▶ _PROMPT_:
Leave out every picture, and return exactly the lines from the line containing "What data populates" through the end of the records below, both inclusive.

(Dataset records)
┄┄┄┄┄┄

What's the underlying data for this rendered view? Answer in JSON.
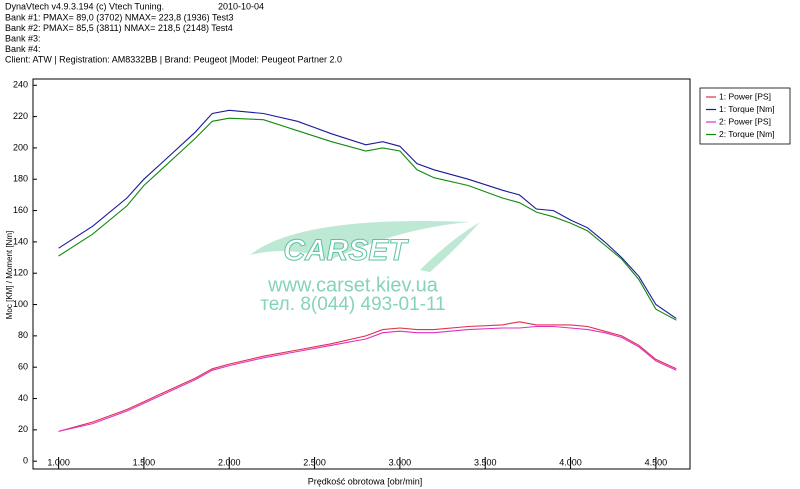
{
  "header": {
    "app": "DynaVtech v4.9.3.194 (c) Vtech Tuning.",
    "date": "2010-10-04",
    "lines": [
      "Bank #1: PMAX= 89,0 (3702)   NMAX= 223,8 (1936)   Test3",
      "Bank #2: PMAX= 85,5 (3811)   NMAX= 218,5 (2148)   Test4",
      "Bank #3:",
      "Bank #4:",
      "Client:  ATW | Registration:  AM8332BB | Brand: Peugeot |Model: Peugeot Partner 2.0"
    ]
  },
  "watermark": {
    "logo": "CARSET",
    "url": "www.carset.kiev.ua",
    "phone": "тел. 8(044) 493-01-11"
  },
  "chart_data": {
    "type": "line",
    "x_label": "Prędkość obrotowa [obr/min]",
    "y_label": "Moc [KM] / Moment [Nm]",
    "x": [
      1000,
      1200,
      1400,
      1500,
      1600,
      1800,
      1900,
      2000,
      2200,
      2400,
      2600,
      2800,
      2900,
      3000,
      3100,
      3200,
      3400,
      3600,
      3700,
      3800,
      3900,
      4000,
      4100,
      4200,
      4300,
      4400,
      4500,
      4620
    ],
    "series": [
      {
        "name": "1: Power [PS]",
        "color": "#e0304e",
        "values": [
          19,
          25,
          33,
          38,
          43,
          53,
          59,
          62,
          67,
          71,
          75,
          80,
          84,
          85,
          84,
          84,
          86,
          87,
          89,
          87,
          87,
          87,
          86,
          83,
          80,
          74,
          65,
          59
        ]
      },
      {
        "name": "1: Torque [Nm]",
        "color": "#1a1a9a",
        "values": [
          136,
          150,
          168,
          180,
          190,
          210,
          222,
          224,
          222,
          217,
          209,
          202,
          204,
          201,
          190,
          186,
          180,
          173,
          170,
          161,
          160,
          154,
          149,
          140,
          130,
          118,
          100,
          91
        ]
      },
      {
        "name": "2: Power [PS]",
        "color": "#e030c0",
        "values": [
          19,
          24,
          32,
          37,
          42,
          52,
          58,
          61,
          66,
          70,
          74,
          78,
          82,
          83,
          82,
          82,
          84,
          85,
          85,
          86,
          86,
          85,
          84,
          82,
          79,
          73,
          64,
          58
        ]
      },
      {
        "name": "2: Torque [Nm]",
        "color": "#108a10",
        "values": [
          131,
          145,
          163,
          176,
          186,
          206,
          217,
          219,
          218,
          211,
          204,
          198,
          200,
          198,
          186,
          181,
          176,
          168,
          165,
          159,
          156,
          152,
          147,
          138,
          129,
          116,
          97,
          90
        ]
      }
    ],
    "xlim": [
      850,
      4700
    ],
    "ylim": [
      -5,
      244
    ],
    "xticks": [
      {
        "value": 1000,
        "label": "1.000"
      },
      {
        "value": 1500,
        "label": "1.500"
      },
      {
        "value": 2000,
        "label": "2.000"
      },
      {
        "value": 2500,
        "label": "2.500"
      },
      {
        "value": 3000,
        "label": "3.000"
      },
      {
        "value": 3500,
        "label": "3.500"
      },
      {
        "value": 4000,
        "label": "4.000"
      },
      {
        "value": 4500,
        "label": "4.500"
      }
    ],
    "yticks": [
      0,
      20,
      40,
      60,
      80,
      100,
      120,
      140,
      160,
      180,
      200,
      220,
      240
    ],
    "grid": false,
    "legend": "right"
  }
}
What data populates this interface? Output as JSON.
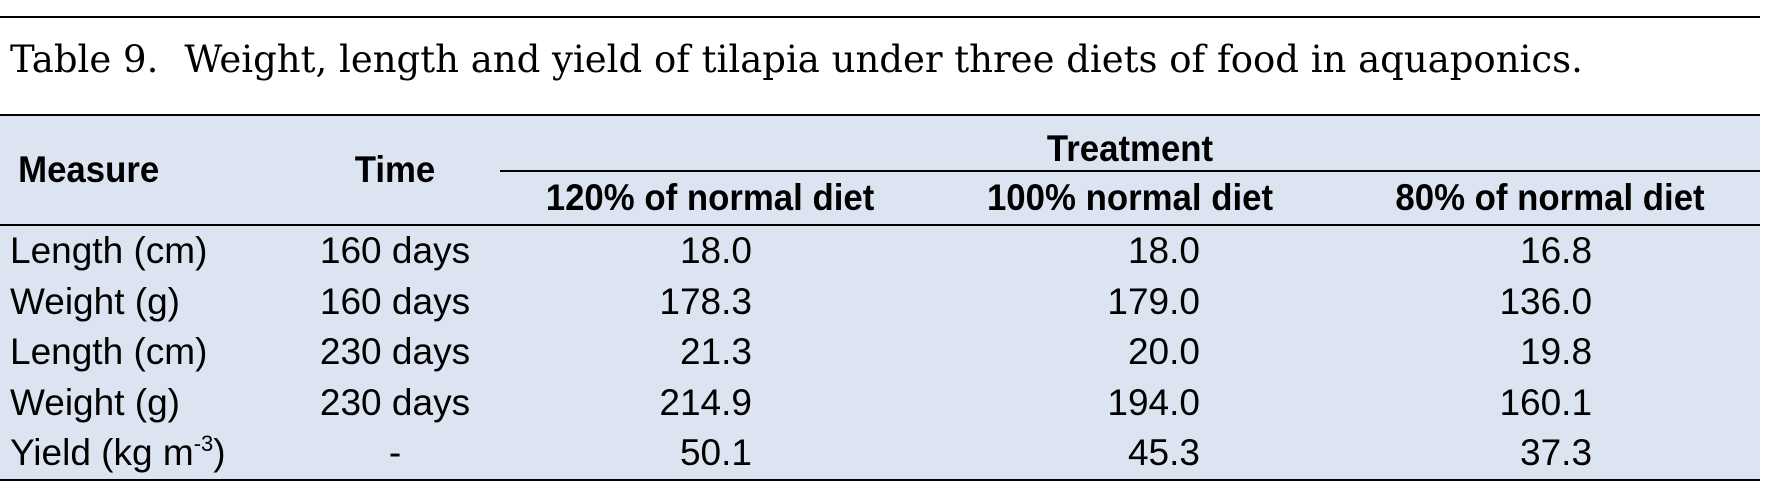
{
  "caption": {
    "label": "Table 9.",
    "text": "Weight, length and yield of tilapia under three diets of food in aquaponics."
  },
  "table": {
    "header": {
      "measure": "Measure",
      "time": "Time",
      "group": "Treatment",
      "columns": [
        "120% of normal diet",
        "100% normal diet",
        "80% of normal diet"
      ]
    },
    "rows": [
      {
        "measure": "Length (cm)",
        "time": "160 days",
        "values": [
          "18.0",
          "18.0",
          "16.8"
        ]
      },
      {
        "measure": "Weight (g)",
        "time": "160 days",
        "values": [
          "178.3",
          "179.0",
          "136.0"
        ]
      },
      {
        "measure": "Length (cm)",
        "time": "230 days",
        "values": [
          "21.3",
          "20.0",
          "19.8"
        ]
      },
      {
        "measure": "Weight (g)",
        "time": "230 days",
        "values": [
          "214.9",
          "194.0",
          "160.1"
        ]
      },
      {
        "measure": "Yield (kg m",
        "measure_sup": "-3",
        "measure_tail": ")",
        "time": "-",
        "values": [
          "50.1",
          "45.3",
          "37.3"
        ]
      }
    ]
  }
}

┄┄┄┄┄┄

▶ _PROBLEM SOLUTION_:
What data populates this interface? Output as JSON.
{
  "caption": {
    "label": "Table 9.",
    "text": "Weight, length and yield of tilapia under three diets of food in aquaponics."
  },
  "table": {
    "header": {
      "measure": "Measure",
      "time": "Time",
      "group": "Treatment",
      "columns": [
        "120% of normal diet",
        "100% normal diet",
        "80% of normal diet"
      ]
    },
    "rows": [
      {
        "measure": "Length (cm)",
        "time": "160 days",
        "values": [
          "18.0",
          "18.0",
          "16.8"
        ]
      },
      {
        "measure": "Weight (g)",
        "time": "160 days",
        "values": [
          "178.3",
          "179.0",
          "136.0"
        ]
      },
      {
        "measure": "Length (cm)",
        "time": "230 days",
        "values": [
          "21.3",
          "20.0",
          "19.8"
        ]
      },
      {
        "measure": "Weight (g)",
        "time": "230 days",
        "values": [
          "214.9",
          "194.0",
          "160.1"
        ]
      },
      {
        "measure": "Yield (kg m",
        "measure_sup": "-3",
        "measure_tail": ")",
        "time": "-",
        "values": [
          "50.1",
          "45.3",
          "37.3"
        ]
      }
    ]
  }
}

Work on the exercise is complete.